# What to do:
Say how many lines contain the word "title" and give no other text.

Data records
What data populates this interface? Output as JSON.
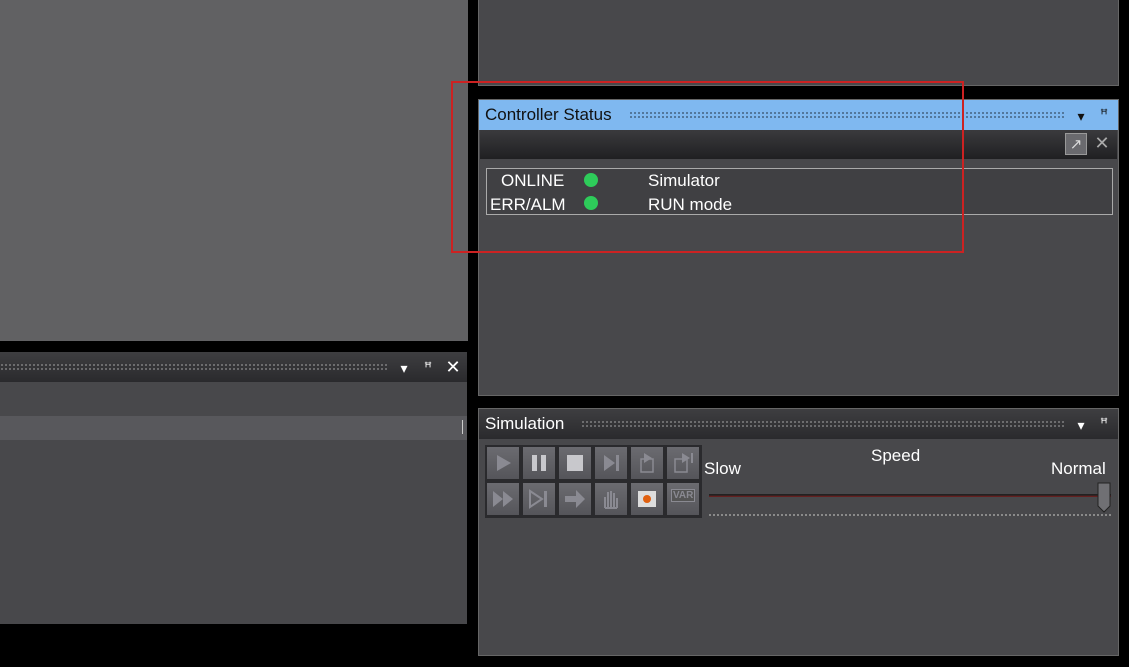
{
  "controller_status": {
    "title": "Controller Status",
    "rows": [
      {
        "label": "ONLINE",
        "status_color": "#2ecc5a",
        "value": "Simulator"
      },
      {
        "label": "ERR/ALM",
        "status_color": "#2ecc5a",
        "value": "RUN mode"
      }
    ]
  },
  "simulation": {
    "title": "Simulation",
    "speed_label": "Speed",
    "slow_label": "Slow",
    "normal_label": "Normal",
    "speed_level": 1.0,
    "buttons_row1": [
      "play-icon",
      "pause-icon",
      "stop-icon",
      "step-icon",
      "step-in-icon",
      "step-out-icon"
    ],
    "buttons_row2": [
      "fast-forward-icon",
      "step-to-end-icon",
      "arrow-right-icon",
      "hand-icon",
      "record-icon",
      "var-icon"
    ],
    "var_text": "VAR"
  },
  "colors": {
    "accent": "#7fb8f0",
    "status_green": "#2ecc5a",
    "highlight_box": "#cc2222"
  }
}
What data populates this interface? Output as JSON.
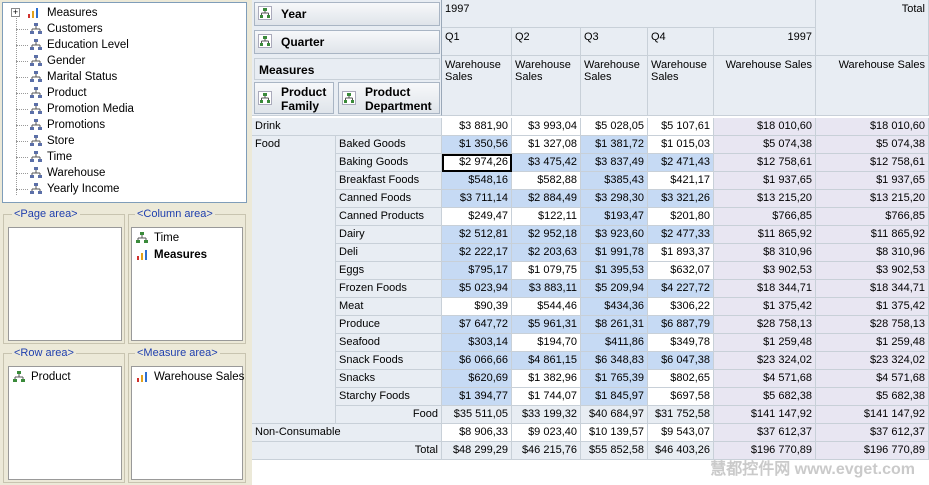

# Exercise solution:
2